[Exercise objective] Say how many lines include the word "ylabel". Reply with nothing but the number.

[Data for this exercise]
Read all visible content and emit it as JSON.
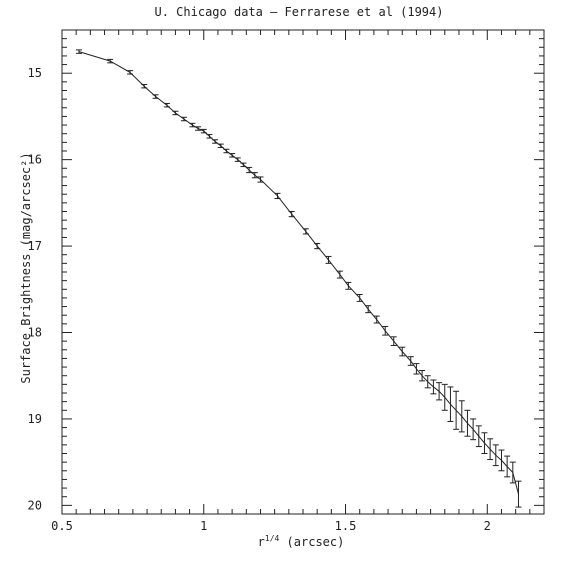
{
  "chart_data": {
    "type": "line",
    "title": "U. Chicago data – Ferrarese et al (1994)",
    "xlabel": "r",
    "xlabel_sup": "1/4",
    "xlabel_unit": " (arcsec)",
    "ylabel": "Surface Brightness (mag/arcsec²)",
    "xlim": [
      0.5,
      2.2
    ],
    "ylim": [
      20.1,
      14.5
    ],
    "y_inverted": true,
    "grid": false,
    "legend": "none",
    "x_ticks": [
      0.5,
      1,
      1.5,
      2
    ],
    "x_tick_labels": [
      "0.5",
      "1",
      "1.5",
      "2"
    ],
    "y_ticks": [
      15,
      16,
      17,
      18,
      19,
      20
    ],
    "y_tick_labels": [
      "15",
      "16",
      "17",
      "18",
      "19",
      "20"
    ],
    "series": [
      {
        "style": "line-with-errorbars",
        "x": [
          0.56,
          0.67,
          0.74,
          0.79,
          0.83,
          0.87,
          0.9,
          0.93,
          0.96,
          0.98,
          1.0,
          1.02,
          1.04,
          1.06,
          1.08,
          1.1,
          1.12,
          1.14,
          1.16,
          1.18,
          1.2,
          1.26,
          1.31,
          1.36,
          1.4,
          1.44,
          1.48,
          1.51,
          1.55,
          1.58,
          1.61,
          1.64,
          1.67,
          1.7,
          1.73,
          1.75,
          1.77,
          1.79,
          1.81,
          1.83,
          1.85,
          1.87,
          1.89,
          1.91,
          1.93,
          1.95,
          1.97,
          1.99,
          2.01,
          2.03,
          2.05,
          2.07,
          2.09,
          2.11
        ],
        "y": [
          14.75,
          14.86,
          14.99,
          15.15,
          15.27,
          15.37,
          15.46,
          15.53,
          15.6,
          15.64,
          15.67,
          15.73,
          15.79,
          15.84,
          15.9,
          15.95,
          16.0,
          16.06,
          16.12,
          16.18,
          16.23,
          16.42,
          16.63,
          16.83,
          17.0,
          17.16,
          17.33,
          17.46,
          17.6,
          17.73,
          17.85,
          17.98,
          18.1,
          18.22,
          18.33,
          18.42,
          18.5,
          18.57,
          18.63,
          18.68,
          18.75,
          18.83,
          18.9,
          18.97,
          19.05,
          19.12,
          19.2,
          19.28,
          19.35,
          19.42,
          19.48,
          19.55,
          19.62,
          19.87
        ],
        "err": [
          0.02,
          0.02,
          0.02,
          0.02,
          0.02,
          0.02,
          0.02,
          0.02,
          0.02,
          0.02,
          0.02,
          0.02,
          0.02,
          0.02,
          0.02,
          0.02,
          0.02,
          0.02,
          0.03,
          0.03,
          0.03,
          0.03,
          0.03,
          0.03,
          0.03,
          0.04,
          0.04,
          0.04,
          0.04,
          0.04,
          0.04,
          0.05,
          0.05,
          0.05,
          0.05,
          0.06,
          0.06,
          0.07,
          0.08,
          0.1,
          0.15,
          0.2,
          0.22,
          0.18,
          0.15,
          0.12,
          0.12,
          0.12,
          0.12,
          0.12,
          0.12,
          0.12,
          0.12,
          0.15
        ]
      }
    ]
  }
}
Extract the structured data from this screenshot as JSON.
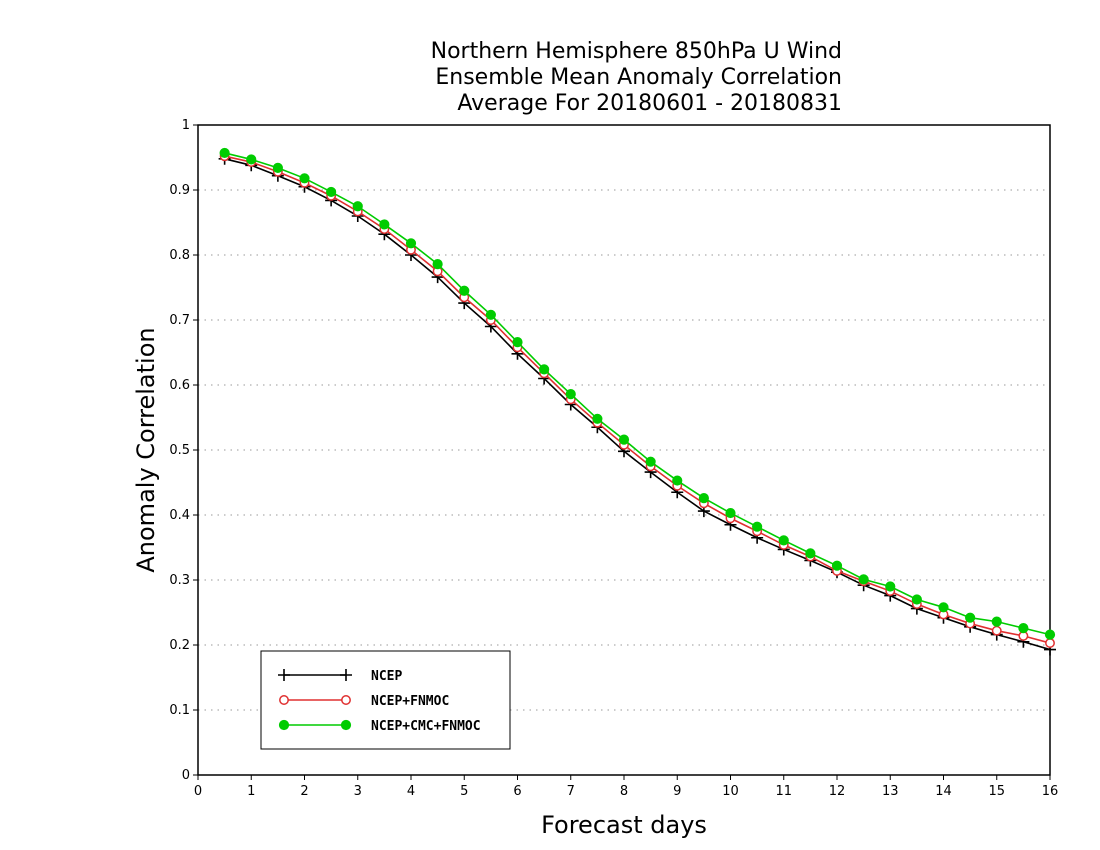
{
  "chart_data": {
    "type": "line",
    "title_lines": [
      "Northern Hemisphere 850hPa U Wind",
      "Ensemble Mean Anomaly Correlation",
      "Average For 20180601 - 20180831"
    ],
    "xlabel": "Forecast days",
    "ylabel": "Anomaly Correlation",
    "xlim": [
      0,
      16
    ],
    "ylim": [
      0,
      1
    ],
    "x_ticks": [
      "0",
      "1",
      "2",
      "3",
      "4",
      "5",
      "6",
      "7",
      "8",
      "9",
      "10",
      "11",
      "12",
      "13",
      "14",
      "15",
      "16"
    ],
    "y_ticks": [
      "0",
      "0.1",
      "0.2",
      "0.3",
      "0.4",
      "0.5",
      "0.6",
      "0.7",
      "0.8",
      "0.9",
      "1"
    ],
    "grid": "horizontal dotted",
    "legend_position": "bottom-left",
    "x": [
      0.5,
      1,
      1.5,
      2,
      2.5,
      3,
      3.5,
      4,
      4.5,
      5,
      5.5,
      6,
      6.5,
      7,
      7.5,
      8,
      8.5,
      9,
      9.5,
      10,
      10.5,
      11,
      11.5,
      12,
      12.5,
      13,
      13.5,
      14,
      14.5,
      15,
      15.5,
      16
    ],
    "series": [
      {
        "name": "NCEP",
        "color": "#000000",
        "marker": "plus",
        "values": [
          0.948,
          0.938,
          0.922,
          0.905,
          0.884,
          0.86,
          0.832,
          0.8,
          0.766,
          0.726,
          0.69,
          0.648,
          0.61,
          0.57,
          0.535,
          0.498,
          0.466,
          0.435,
          0.406,
          0.385,
          0.365,
          0.347,
          0.33,
          0.312,
          0.292,
          0.276,
          0.256,
          0.242,
          0.228,
          0.216,
          0.205,
          0.193
        ]
      },
      {
        "name": "NCEP+FNMOC",
        "color": "#e03030",
        "marker": "open-circle",
        "values": [
          0.952,
          0.943,
          0.928,
          0.911,
          0.891,
          0.867,
          0.84,
          0.808,
          0.775,
          0.735,
          0.7,
          0.658,
          0.618,
          0.578,
          0.542,
          0.508,
          0.475,
          0.445,
          0.418,
          0.395,
          0.375,
          0.354,
          0.336,
          0.314,
          0.298,
          0.283,
          0.263,
          0.247,
          0.233,
          0.222,
          0.214,
          0.203
        ]
      },
      {
        "name": "NCEP+CMC+FNMOC",
        "color": "#00cc00",
        "marker": "filled-circle",
        "values": [
          0.957,
          0.947,
          0.934,
          0.918,
          0.897,
          0.875,
          0.847,
          0.818,
          0.786,
          0.745,
          0.708,
          0.666,
          0.624,
          0.586,
          0.548,
          0.516,
          0.482,
          0.453,
          0.426,
          0.403,
          0.382,
          0.361,
          0.341,
          0.322,
          0.301,
          0.29,
          0.27,
          0.258,
          0.242,
          0.236,
          0.226,
          0.216
        ]
      }
    ]
  }
}
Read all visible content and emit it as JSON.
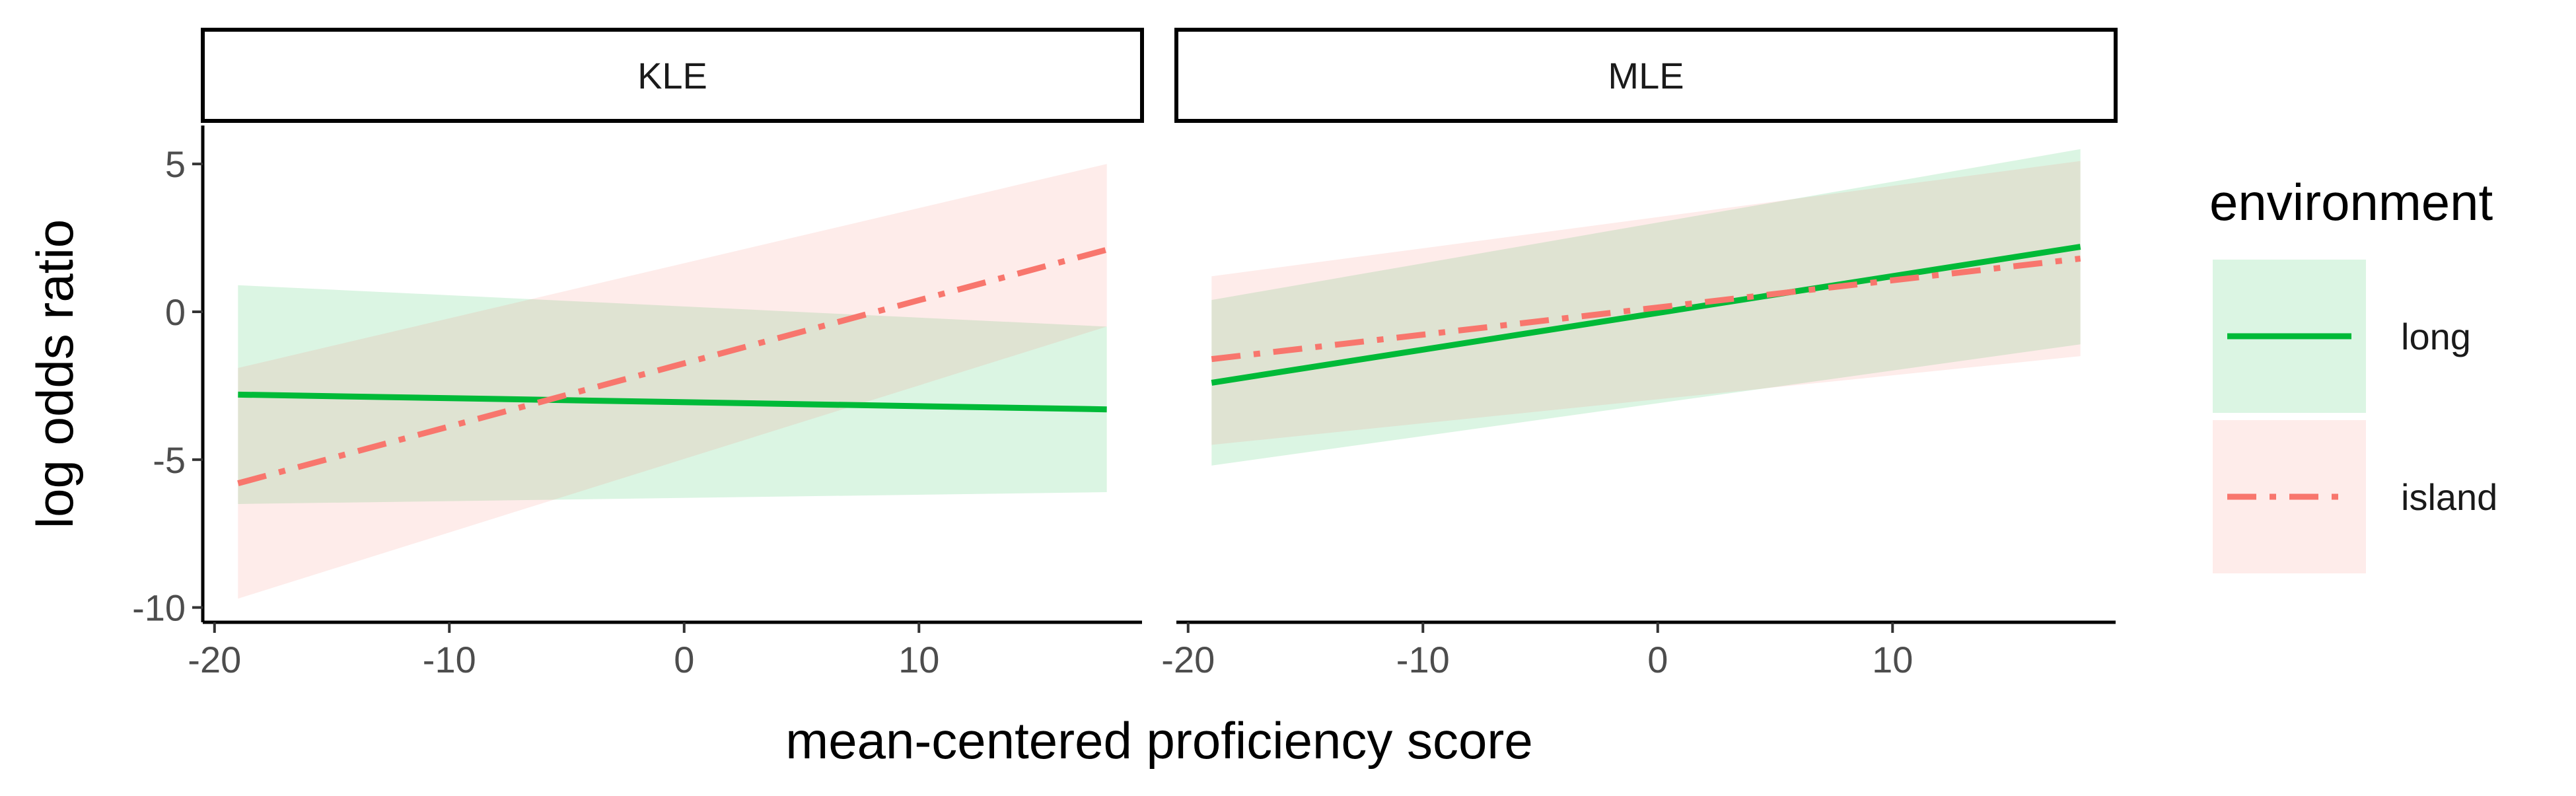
{
  "chart_data": {
    "type": "line",
    "x_label": "mean-centered proficiency score",
    "y_label": "log odds ratio",
    "x_ticks": [
      -20,
      -10,
      0,
      10
    ],
    "y_ticks": [
      5,
      0,
      -5,
      -10
    ],
    "xlim": [
      -20.5,
      19.5
    ],
    "ylim": [
      -10.5,
      6.3
    ],
    "legend": {
      "title": "environment",
      "position": "right",
      "entries": [
        {
          "label": "long",
          "color": "#00BA38",
          "linetype": "solid"
        },
        {
          "label": "island",
          "color": "#F8766D",
          "linetype": "dashdot"
        }
      ]
    },
    "panels": [
      {
        "strip": "KLE",
        "series": [
          {
            "name": "long",
            "x": [
              -19,
              18
            ],
            "y": [
              -2.8,
              -3.3
            ],
            "ribbon_lower": [
              -6.5,
              -6.1
            ],
            "ribbon_upper": [
              0.9,
              -0.5
            ]
          },
          {
            "name": "island",
            "x": [
              -19,
              18
            ],
            "y": [
              -5.8,
              2.1
            ],
            "ribbon_lower": [
              -9.7,
              -0.5
            ],
            "ribbon_upper": [
              -1.9,
              5.0
            ]
          }
        ]
      },
      {
        "strip": "MLE",
        "series": [
          {
            "name": "long",
            "x": [
              -19,
              18
            ],
            "y": [
              -2.4,
              2.2
            ],
            "ribbon_lower": [
              -5.2,
              -1.1
            ],
            "ribbon_upper": [
              0.4,
              5.5
            ]
          },
          {
            "name": "island",
            "x": [
              -19,
              18
            ],
            "y": [
              -1.6,
              1.8
            ],
            "ribbon_lower": [
              -4.5,
              -1.5
            ],
            "ribbon_upper": [
              1.2,
              5.1
            ]
          }
        ]
      }
    ]
  }
}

[Answer] 2